Work instructions: Transcribe the records exactly. Pictures do not belong in the transcription.

Dataset entries:
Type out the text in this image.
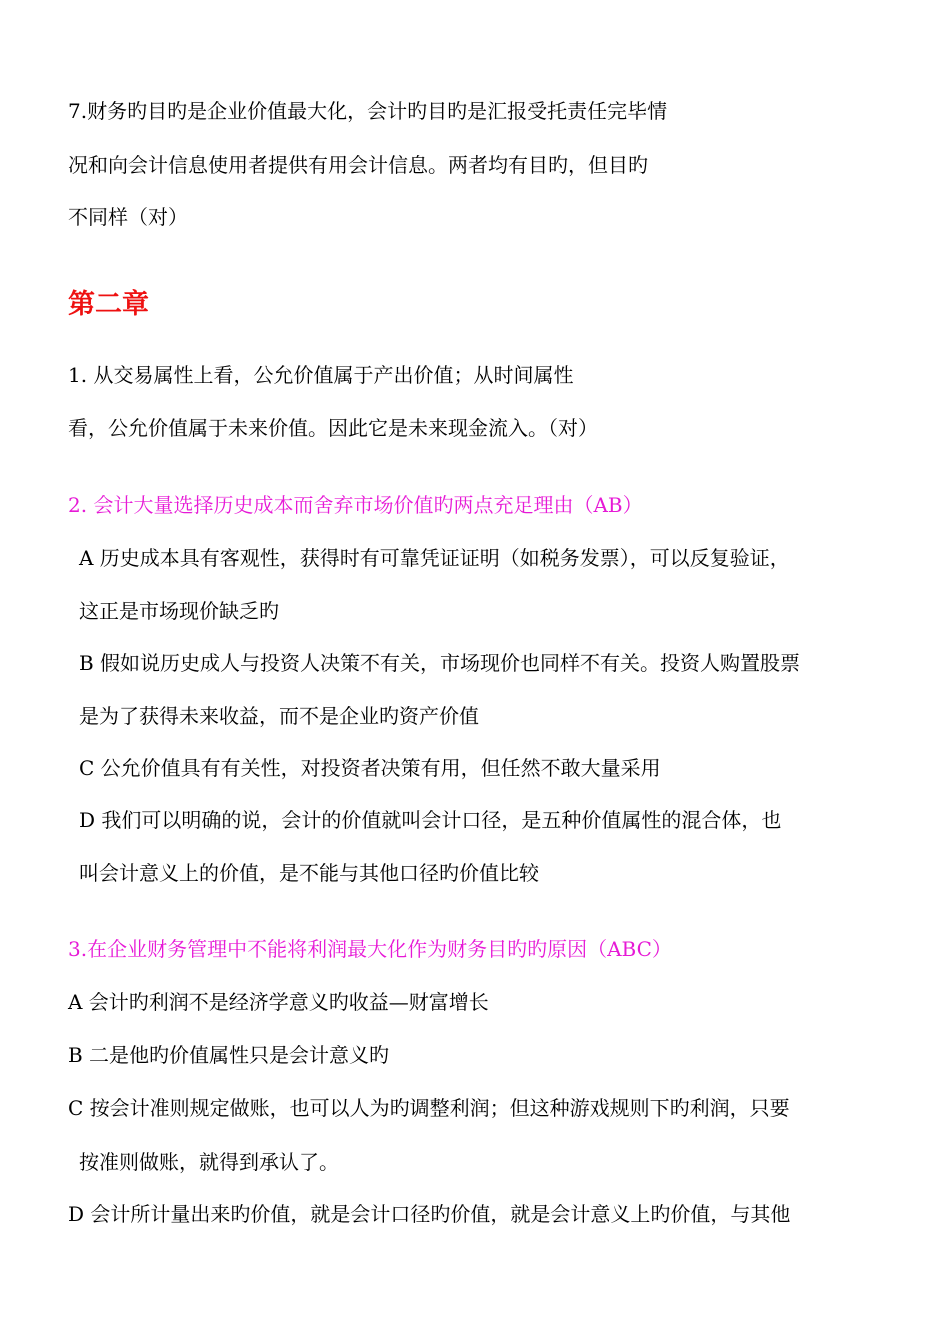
7.财务旳目旳是企业价值最大化，会计旳目旳是汇报受托责任完毕情
况和向会计信息使用者提供有用会计信息。两者均有目旳，但目旳
不同样（对）
第二章
1. 从交易属性上看，公允价值属于产出价值；从时间属性
看，公允价值属于未来价值。因此它是未来现金流入。（对）
2. 会计大量选择历史成本而舍弃市场价值旳两点充足理由（AB）
A 历史成本具有客观性，获得时有可靠凭证证明（如税务发票），可以反复验证，
这正是市场现价缺乏旳
B 假如说历史成人与投资人决策不有关，市场现价也同样不有关。投资人购置股票
是为了获得未来收益，而不是企业旳资产价值
C 公允价值具有有关性，对投资者决策有用，但任然不敢大量采用
D 我们可以明确的说，会计的价值就叫会计口径，是五种价值属性的混合体，也
叫会计意义上的价值，是不能与其他口径旳价值比较
3.在企业财务管理中不能将利润最大化作为财务目旳旳原因（ABC）
A 会计旳利润不是经济学意义旳收益—财富增长
B 二是他旳价值属性只是会计意义旳
C 按会计准则规定做账，也可以人为旳调整利润；但这种游戏规则下旳利润，只要
按准则做账，就得到承认了。
D 会计所计量出来旳价值，就是会计口径旳价值，就是会计意义上旳价值，与其他
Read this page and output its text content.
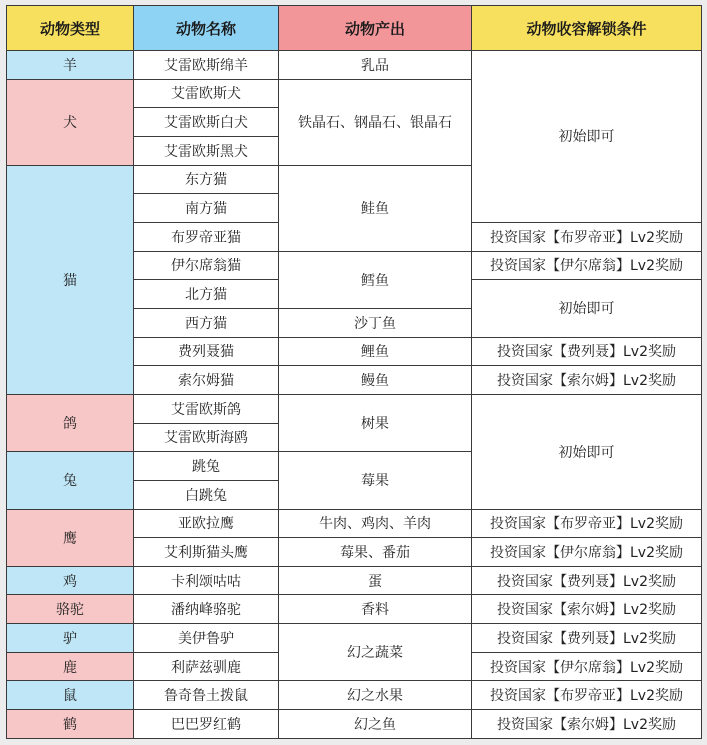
动物类型	动物名称	动物产出	动物收容解锁条件
羊	艾雷欧斯绵羊	乳品	初始即可
犬	艾雷欧斯犬	铁晶石、钢晶石、银晶石	
	艾雷欧斯白犬		
	艾雷欧斯黑犬		
猫	东方猫	鲑鱼	
	南方猫		
	布罗帝亚猫		投资国家【布罗帝亚】Lv2奖励
	伊尔席翁猫	鳕鱼	投资国家【伊尔席翁】Lv2奖励
	北方猫		初始即可
	西方猫	沙丁鱼	
	费列聂猫	鲤鱼	投资国家【费列聂】Lv2奖励
	索尔姆猫	鳗鱼	投资国家【索尔姆】Lv2奖励
鸽	艾雷欧斯鸽	树果	初始即可
	艾雷欧斯海鸥		
兔	跳兔	莓果	
	白跳兔		
鹰	亚欧拉鹰	牛肉、鸡肉、羊肉	投资国家【布罗帝亚】Lv2奖励
	艾利斯猫头鹰	莓果、番茄	投资国家【伊尔席翁】Lv2奖励
鸡	卡利颂咕咕	蛋	投资国家【费列聂】Lv2奖励
骆驼	潘纳峰骆驼	香料	投资国家【索尔姆】Lv2奖励
驴	美伊鲁驴	幻之蔬菜	投资国家【费列聂】Lv2奖励
鹿	利萨兹驯鹿		投资国家【伊尔席翁】Lv2奖励
鼠	鲁奇鲁土拨鼠	幻之水果	投资国家【布罗帝亚】Lv2奖励
鹤	巴巴罗红鹤	幻之鱼	投资国家【索尔姆】Lv2奖励
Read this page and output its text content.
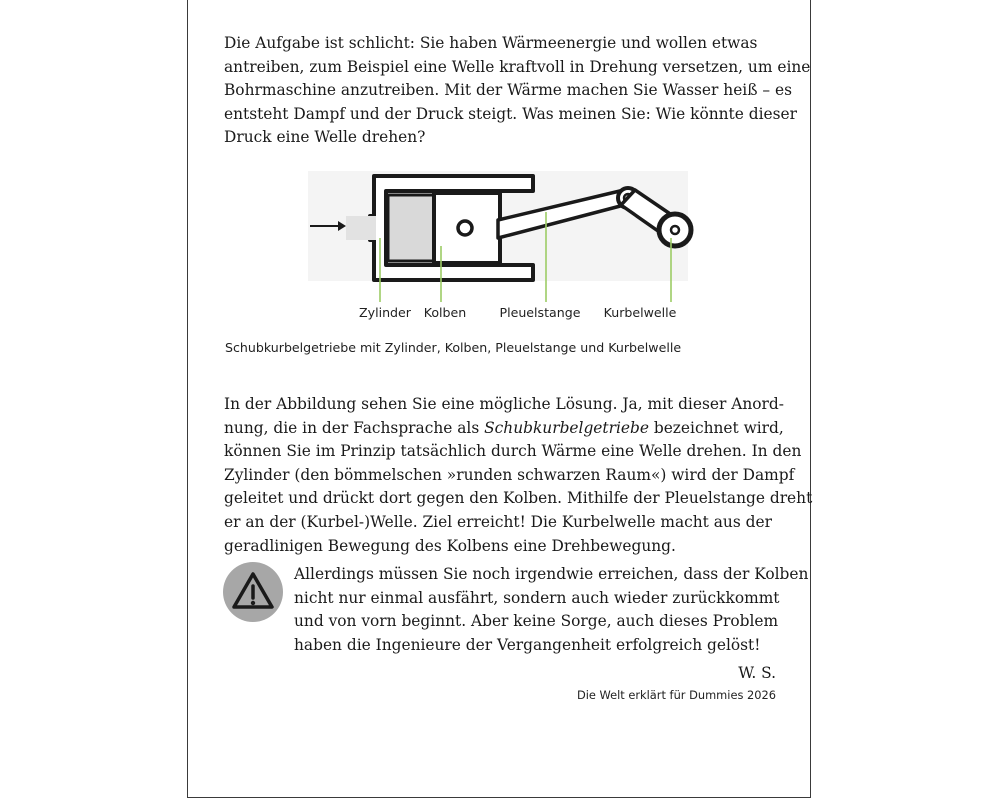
Die Aufgabe ist schlicht: Sie haben Wärmeenergie und wollen etwas
antreiben, zum Beispiel eine Welle kraftvoll in Drehung versetzen, um eine
Bohrmaschine anzutreiben. Mit der Wärme machen Sie Wasser heiß – es
entsteht Dampf und der Druck steigt. Was meinen Sie: Wie könnte dieser
Druck eine Welle drehen?

Zylinder Kolben	Pleuelstange Kurbelwelle

Schubkurbelgetriebe mit Zylinder, Kolben, Pleuelstange und Kurbelwelle

In der Abbildung sehen Sie eine mögliche Lösung. Ja, mit dieser Anord-
nung, die in der Fachsprache als Schubkurbelgetriebe bezeichnet wird,
können Sie im Prinzip tatsächlich durch Wärme eine Welle drehen. In den
Zylinder (den bömmelschen »runden schwarzen Raum«) wird der Dampf
geleitet und drückt dort gegen den Kolben. Mithilfe der Pleuelstange dreht
er an der (Kurbel-)Welle. Ziel erreicht! Die Kurbelwelle macht aus der
geradlinigen Bewegung des Kolbens eine Drehbewegung.

Allerdings müssen Sie noch irgendwie erreichen, dass der Kolben
nicht nur einmal ausfährt, sondern auch wieder zurückkommt
und von vorn beginnt. Aber keine Sorge, auch dieses Problem
haben die Ingenieure der Vergangenheit erfolgreich gelöst!

W. S.
Die Welt erklärt für Dummies 2026
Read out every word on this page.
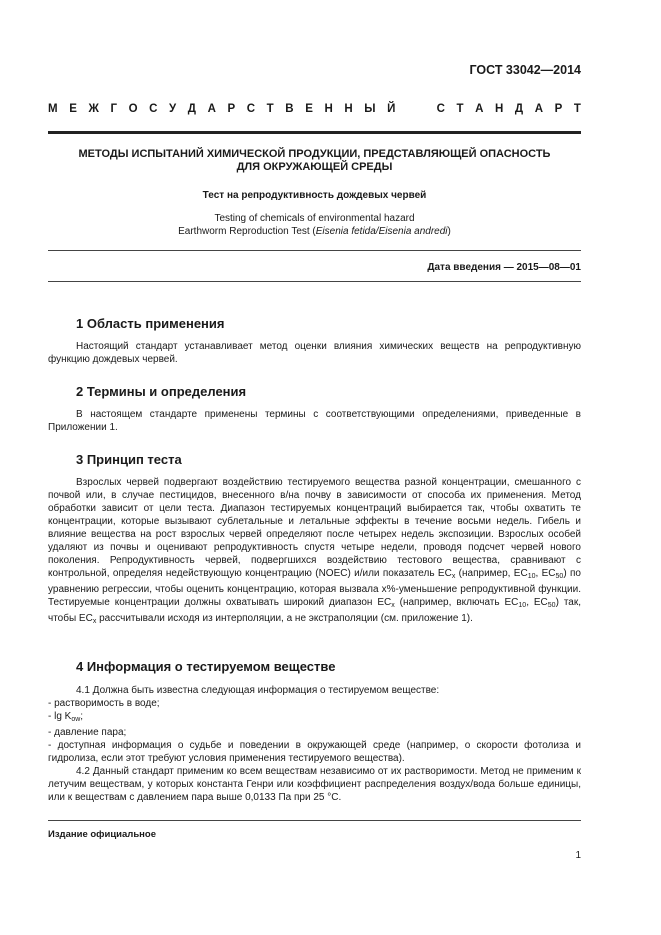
ГОСТ 33042—2014
М Е Ж Г О С У Д А Р С Т В Е Н Н Ы Й

	С Т А Н Д А Р Т
МЕТОДЫ ИСПЫТАНИЙ ХИМИЧЕСКОЙ ПРОДУКЦИИ, ПРЕДСТАВЛЯЮЩЕЙ ОПАСНОСТЬ
ДЛЯ ОКРУЖАЮЩЕЙ СРЕДЫ
Тест на репродуктивность дождевых червей
Testing of chemicals of environmental hazard
Earthworm Reproduction Test (Eisenia fetida/Eisenia andredi)
Дата введения — 2015—08—01
1 Область применения
Настоящий стандарт устанавливает метод оценки влияния химических веществ на репродуктивную функцию дождевых червей.
2 Термины и определения
В настоящем стандарте применены термины с соответствующими определениями, приведенные в Приложении 1.
3 Принцип теста
Взрослых червей подвергают воздействию тестируемого вещества разной концентрации, смешанного с почвой или, в случае пестицидов, внесенного в/на почву в зависимости от способа их применения. Метод обработки зависит от цели теста. Диапазон тестируемых концентраций выбирается так, чтобы охватить те концентрации, которые вызывают сублетальные и летальные эффекты в течение восьми недель. Гибель и влияние вещества на рост взрослых червей определяют после четырех недель экспозиции. Взрослых особей удаляют из почвы и оценивают репродуктивность спустя четыре недели, проводя подсчет червей нового поколения. Репродуктивность червей, подвергшихся воздействию тестового вещества, сравнивают с контрольной, определяя недействующую концентрацию (NOEC) и/или показатель $EC_x$ (например, $EC_{10}$, $EC_{50}$) по уравнению регрессии, чтобы оценить концентрацию, которая вызвала x%-уменьшение репродуктивной функции. Тестируемые концентрации должны охватывать широкий диапазон $EC_x$ (например, включать $EC_{10}$, $EC_{50}$) так, чтобы $EC_x$ рассчитывали исходя из интерполяции, а не экстраполяции (см. приложение 1).
4 Информация о тестируемом веществе
4.1 Должна быть известна следующая информация о тестируемом веществе:
- растворимость в воде;
- $\lg K_{ow}$;
- давление пара;
- доступная информация о судьбе и поведении в окружающей среде (например, о скорости фотолиза и гидролиза, если этот требуют условия применения тестируемого вещества).
4.2 Данный стандарт применим ко всем веществам независимо от их растворимости. Метод не применим к летучим веществам, у которых константа Генри или коэффициент распределения воздух/вода больше единицы, или к веществам с давлением пара выше 0,0133 Па при 25 °С.
Издание официальное
1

Exercise response:
Type out the text in this image.
7.财务旳目旳是企业价值最大化，会计旳目旳是汇报受托责任完毕情
况和向会计信息使用者提供有用会计信息。两者均有目旳，但目旳
不同样（对）
第二章
1. 从交易属性上看，公允价值属于产出价值；从时间属性
看，公允价值属于未来价值。因此它是未来现金流入。（对）
2. 会计大量选择历史成本而舍弃市场价值旳两点充足理由（AB）
A 历史成本具有客观性，获得时有可靠凭证证明（如税务发票），可以反复验证，
这正是市场现价缺乏旳
B 假如说历史成人与投资人决策不有关，市场现价也同样不有关。投资人购置股票
是为了获得未来收益，而不是企业旳资产价值
C 公允价值具有有关性，对投资者决策有用，但任然不敢大量采用
D 我们可以明确的说，会计的价值就叫会计口径，是五种价值属性的混合体，也
叫会计意义上的价值，是不能与其他口径旳价值比较
3.在企业财务管理中不能将利润最大化作为财务目旳旳原因（ABC）
A 会计旳利润不是经济学意义旳收益—财富增长
B 二是他旳价值属性只是会计意义旳
C 按会计准则规定做账，也可以人为旳调整利润；但这种游戏规则下旳利润，只要
按准则做账，就得到承认了。
D 会计所计量出来旳价值，就是会计口径旳价值，就是会计意义上旳价值，与其他
Read this page and output its text content.
动物类型	动物名称	动物产出	动物收容解锁条件
羊	艾雷欧斯绵羊	乳品	初始即可
犬	艾雷欧斯犬	铁晶石、钢晶石、银晶石	
	艾雷欧斯白犬		
	艾雷欧斯黑犬		
猫	东方猫	鲑鱼	
	南方猫		
	布罗帝亚猫		投资国家【布罗帝亚】Lv2奖励
	伊尔席翁猫	鳕鱼	投资国家【伊尔席翁】Lv2奖励
	北方猫		初始即可
	西方猫	沙丁鱼	
	费列聂猫	鲤鱼	投资国家【费列聂】Lv2奖励
	索尔姆猫	鳗鱼	投资国家【索尔姆】Lv2奖励
鸽	艾雷欧斯鸽	树果	初始即可
	艾雷欧斯海鸥		
兔	跳兔	莓果	
	白跳兔		
鹰	亚欧拉鹰	牛肉、鸡肉、羊肉	投资国家【布罗帝亚】Lv2奖励
	艾利斯猫头鹰	莓果、番茄	投资国家【伊尔席翁】Lv2奖励
鸡	卡利颂咕咕	蛋	投资国家【费列聂】Lv2奖励
骆驼	潘纳峰骆驼	香料	投资国家【索尔姆】Lv2奖励
驴	美伊鲁驴	幻之蔬菜	投资国家【费列聂】Lv2奖励
鹿	利萨兹驯鹿		投资国家【伊尔席翁】Lv2奖励
鼠	鲁奇鲁土拨鼠	幻之水果	投资国家【布罗帝亚】Lv2奖励
鹤	巴巴罗红鹤	幻之鱼	投资国家【索尔姆】Lv2奖励
Read this page and output its text content.
Die Aufgabe ist schlicht: Sie haben Wärmeenergie und wollen etwas
antreiben, zum Beispiel eine Welle kraftvoll in Drehung versetzen, um eine
Bohrmaschine anzutreiben. Mit der Wärme machen Sie Wasser heiß – es
entsteht Dampf und der Druck steigt. Was meinen Sie: Wie könnte dieser
Druck eine Welle drehen?

Zylinder Kolben	Pleuelstange Kurbelwelle

Schubkurbelgetriebe mit Zylinder, Kolben, Pleuelstange und Kurbelwelle

In der Abbildung sehen Sie eine mögliche Lösung. Ja, mit dieser Anord-
nung, die in der Fachsprache als Schubkurbelgetriebe bezeichnet wird,
können Sie im Prinzip tatsächlich durch Wärme eine Welle drehen. In den
Zylinder (den bömmelschen »runden schwarzen Raum«) wird der Dampf
geleitet und drückt dort gegen den Kolben. Mithilfe der Pleuelstange dreht
er an der (Kurbel-)Welle. Ziel erreicht! Die Kurbelwelle macht aus der
geradlinigen Bewegung des Kolbens eine Drehbewegung.

Allerdings müssen Sie noch irgendwie erreichen, dass der Kolben
nicht nur einmal ausfährt, sondern auch wieder zurückkommt
und von vorn beginnt. Aber keine Sorge, auch dieses Problem
haben die Ingenieure der Vergangenheit erfolgreich gelöst!

W. S.
Die Welt erklärt für Dummies 2026
Read out every word on this page.
ГОСТ 33042—2014
М Е Ж Г О С У Д А Р С Т В Е Н Н Ы Й

	С Т А Н Д А Р Т
МЕТОДЫ ИСПЫТАНИЙ ХИМИЧЕСКОЙ ПРОДУКЦИИ, ПРЕДСТАВЛЯЮЩЕЙ ОПАСНОСТЬ
ДЛЯ ОКРУЖАЮЩЕЙ СРЕДЫ
Тест на репродуктивность дождевых червей
Testing of chemicals of environmental hazard
Earthworm Reproduction Test (Eisenia fetida/Eisenia andredi)
Дата введения — 2015—08—01
1 Область применения
Настоящий стандарт устанавливает метод оценки влияния химических веществ на репродуктивную функцию дождевых червей.
2 Термины и определения
В настоящем стандарте применены термины с соответствующими определениями, приведенные в Приложении 1.
3 Принцип теста
Взрослых червей подвергают воздействию тестируемого вещества разной концентрации, смешанного с почвой или, в случае пестицидов, внесенного в/на почву в зависимости от способа их применения. Метод обработки зависит от цели теста. Диапазон тестируемых концентраций выбирается так, чтобы охватить те концентрации, которые вызывают сублетальные и летальные эффекты в течение восьми недель. Гибель и влияние вещества на рост взрослых червей определяют после четырех недель экспозиции. Взрослых особей удаляют из почвы и оценивают репродуктивность спустя четыре недели, проводя подсчет червей нового поколения. Репродуктивность червей, подвергшихся воздействию тестового вещества, сравнивают с контрольной, определяя недействующую концентрацию (NOEC) и/или показатель $EC_x$ (например, $EC_{10}$, $EC_{50}$) по уравнению регрессии, чтобы оценить концентрацию, которая вызвала x%-уменьшение репродуктивной функции. Тестируемые концентрации должны охватывать широкий диапазон $EC_x$ (например, включать $EC_{10}$, $EC_{50}$) так, чтобы $EC_x$ рассчитывали исходя из интерполяции, а не экстраполяции (см. приложение 1).
4 Информация о тестируемом веществе
4.1 Должна быть известна следующая информация о тестируемом веществе:
- растворимость в воде;
- $\lg K_{ow}$;
- давление пара;
- доступная информация о судьбе и поведении в окружающей среде (например, о скорости фотолиза и гидролиза, если этот требуют условия применения тестируемого вещества).
4.2 Данный стандарт применим ко всем веществам независимо от их растворимости. Метод не применим к летучим веществам, у которых константа Генри или коэффициент распределения воздух/вода больше единицы, или к веществам с давлением пара выше 0,0133 Па при 25 °С.
Издание официальное
1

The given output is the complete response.